--- start MATERIAL FOR THIS EXERCISE ---
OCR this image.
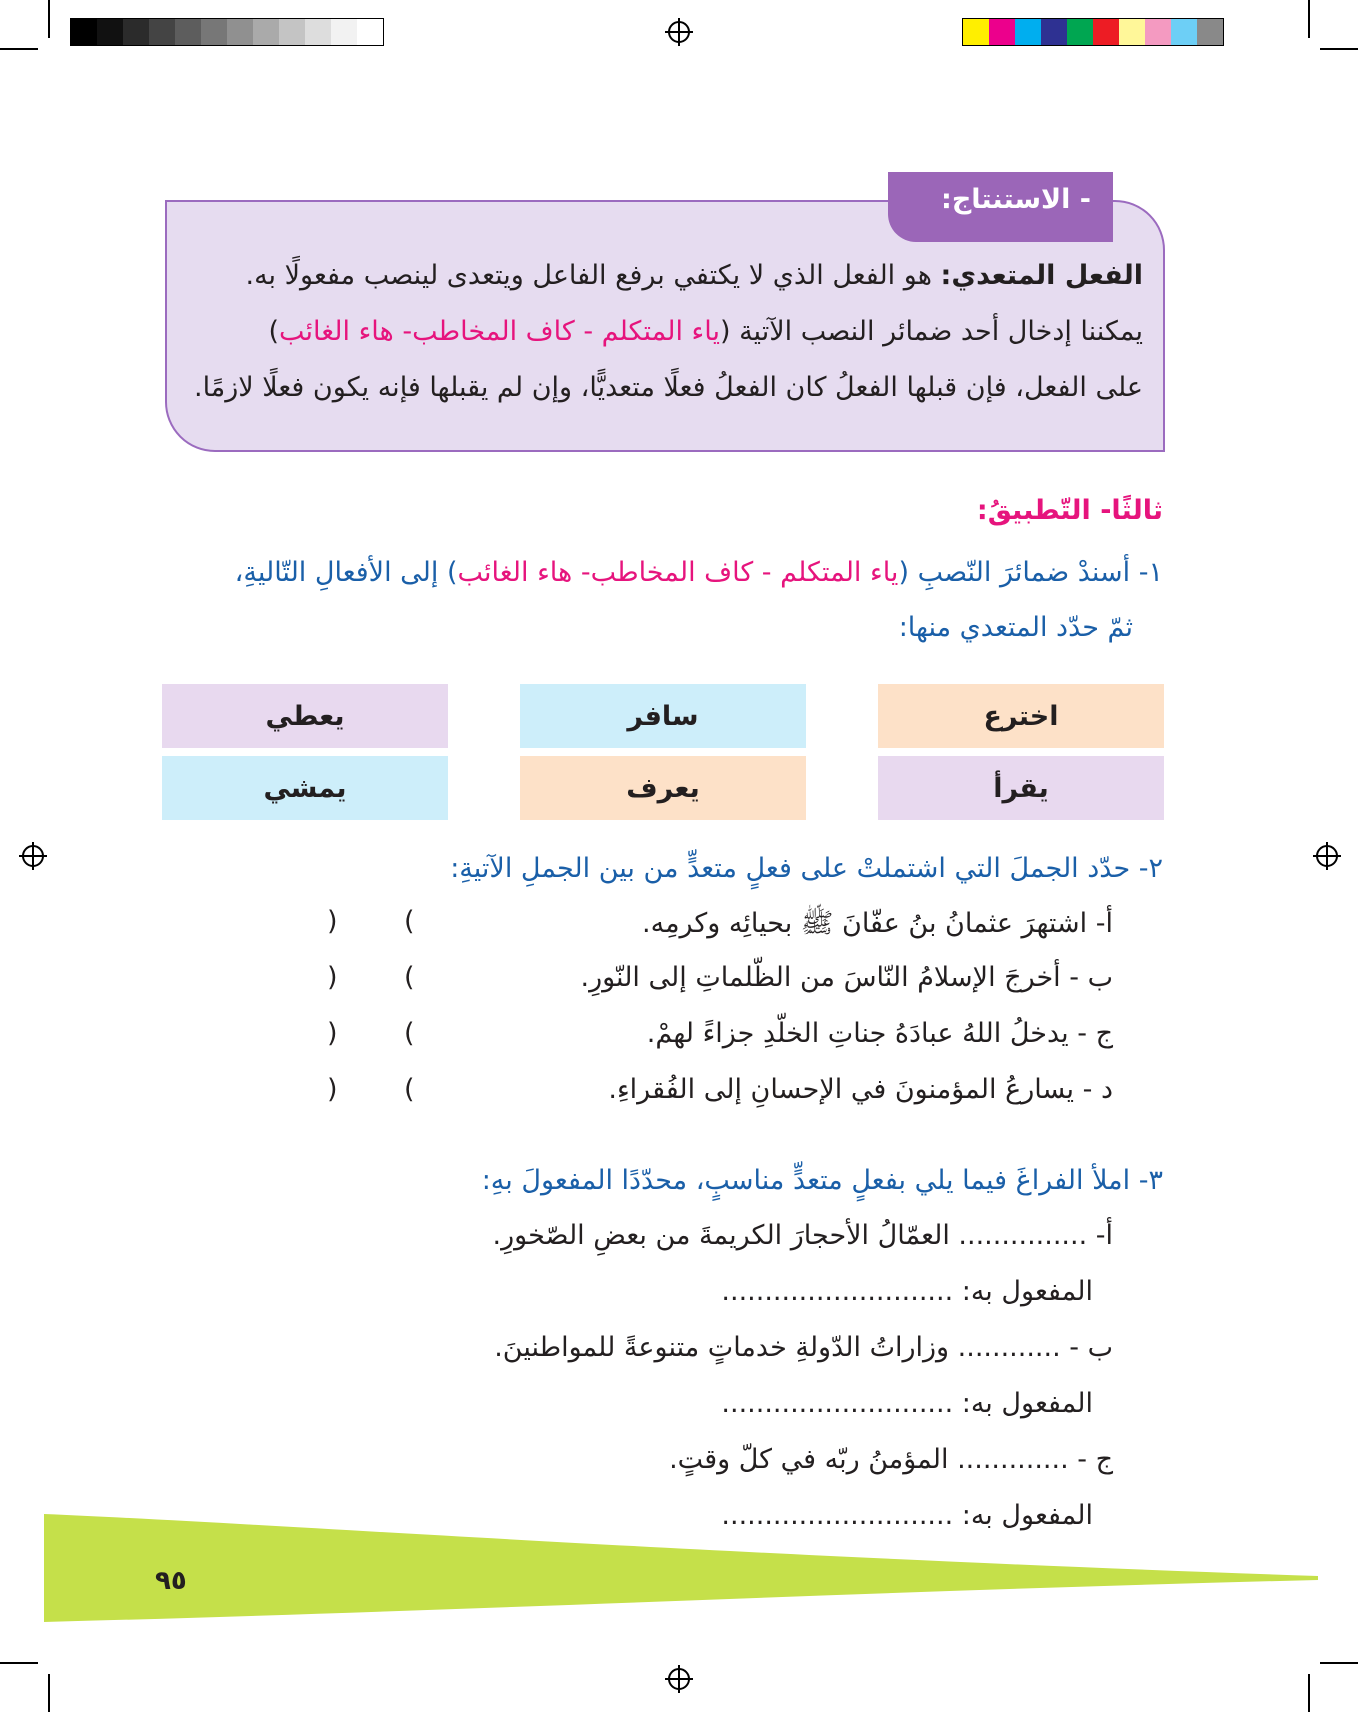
- الاستنتاج:
الفعل المتعدي: هو الفعل الذي لا يكتفي برفع الفاعل ويتعدى لينصب مفعولًا به.
يمكننا إدخال أحد ضمائر النصب الآتية (ياء المتكلم - كاف المخاطب- هاء الغائب)
على الفعل، فإن قبلها الفعلُ كان الفعلُ فعلًا متعديًّا، وإن لم يقبلها فإنه يكون فعلًا لازمًا.
ثالثًا- التّطبيقُ:
١- أسندْ ضمائرَ النّصبِ (ياء المتكلم - كاف المخاطب- هاء الغائب) إلى الأفعالِ التّاليةِ،
ثمّ حدّد المتعدي منها:
اخترع
سافر
يعطي
يقرأ
يعرف
يمشي
٢- حدّد الجملَ التي اشتملتْ على فعلٍ متعدٍّ من بين الجملِ الآتيةِ:
أ- اشتهرَ عثمانُ بنُ عفّانَ ﷺ بحيائِه وكرمِه.
ب - أخرجَ الإسلامُ النّاسَ من الظّلماتِ إلى النّورِ.
ج - يدخلُ اللهُ عبادَهُ جناتِ الخلّدِ جزاءً لهمْ.
د - يسارعُ المؤمنونَ في الإحسانِ إلى الفُقراءِ.
(
)
(
)
(
)
(
)
٣- املأ الفراغَ فيما يلي بفعلٍ متعدٍّ مناسبٍ، محدّدًا المفعولَ بهِ:
أ- ............... العمّالُ الأحجارَ الكريمةَ من بعضِ الصّخورِ.
المفعول به: ...........................
ب - ............ وزاراتُ الدّولةِ خدماتٍ متنوعةً للمواطنينَ.
المفعول به: ...........................
ج - ............. المؤمنُ ربّه في كلّ وقتٍ.
المفعول به: ...........................
٩٥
--- end MATERIAL FOR THIS EXERCISE ---
- [AIM OF THE TASK] Return all of the entries word for word, but omit the pictures.

- [TASK RESULT]
OCR this image.
- الاستنتاج:
الفعل المتعدي: هو الفعل الذي لا يكتفي برفع الفاعل ويتعدى لينصب مفعولًا به.
يمكننا إدخال أحد ضمائر النصب الآتية (ياء المتكلم - كاف المخاطب- هاء الغائب)
على الفعل، فإن قبلها الفعلُ كان الفعلُ فعلًا متعديًّا، وإن لم يقبلها فإنه يكون فعلًا لازمًا.
ثالثًا- التّطبيقُ:
١- أسندْ ضمائرَ النّصبِ (ياء المتكلم - كاف المخاطب- هاء الغائب) إلى الأفعالِ التّاليةِ،
ثمّ حدّد المتعدي منها:
اخترع
سافر
يعطي
يقرأ
يعرف
يمشي
٢- حدّد الجملَ التي اشتملتْ على فعلٍ متعدٍّ من بين الجملِ الآتيةِ:
أ- اشتهرَ عثمانُ بنُ عفّانَ ﷺ بحيائِه وكرمِه.
ب - أخرجَ الإسلامُ النّاسَ من الظّلماتِ إلى النّورِ.
ج - يدخلُ اللهُ عبادَهُ جناتِ الخلّدِ جزاءً لهمْ.
د - يسارعُ المؤمنونَ في الإحسانِ إلى الفُقراءِ.
(
)
(
)
(
)
(
)
٣- املأ الفراغَ فيما يلي بفعلٍ متعدٍّ مناسبٍ، محدّدًا المفعولَ بهِ:
أ- ............... العمّالُ الأحجارَ الكريمةَ من بعضِ الصّخورِ.
المفعول به: ...........................
ب - ............ وزاراتُ الدّولةِ خدماتٍ متنوعةً للمواطنينَ.
المفعول به: ...........................
ج - ............. المؤمنُ ربّه في كلّ وقتٍ.
المفعول به: ...........................
٩٥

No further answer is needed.